(Records from a collection)
= = = =
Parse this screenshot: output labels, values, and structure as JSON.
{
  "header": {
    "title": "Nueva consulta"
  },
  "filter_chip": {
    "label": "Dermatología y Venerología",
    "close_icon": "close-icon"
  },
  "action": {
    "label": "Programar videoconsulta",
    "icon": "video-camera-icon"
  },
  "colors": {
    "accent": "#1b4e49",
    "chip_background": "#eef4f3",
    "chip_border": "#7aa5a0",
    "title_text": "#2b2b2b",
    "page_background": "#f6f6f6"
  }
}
= = = =
(Problem statement)
Return all of the above records exactly, leaving no line out.

(The reply)
Parse this screenshot: output labels, values, and structure as JSON.
{
  "header": {
    "title": "Nueva consulta"
  },
  "filter_chip": {
    "label": "Dermatología y Venerología",
    "close_icon": "close-icon"
  },
  "action": {
    "label": "Programar videoconsulta",
    "icon": "video-camera-icon"
  },
  "colors": {
    "accent": "#1b4e49",
    "chip_background": "#eef4f3",
    "chip_border": "#7aa5a0",
    "title_text": "#2b2b2b",
    "page_background": "#f6f6f6"
  }
}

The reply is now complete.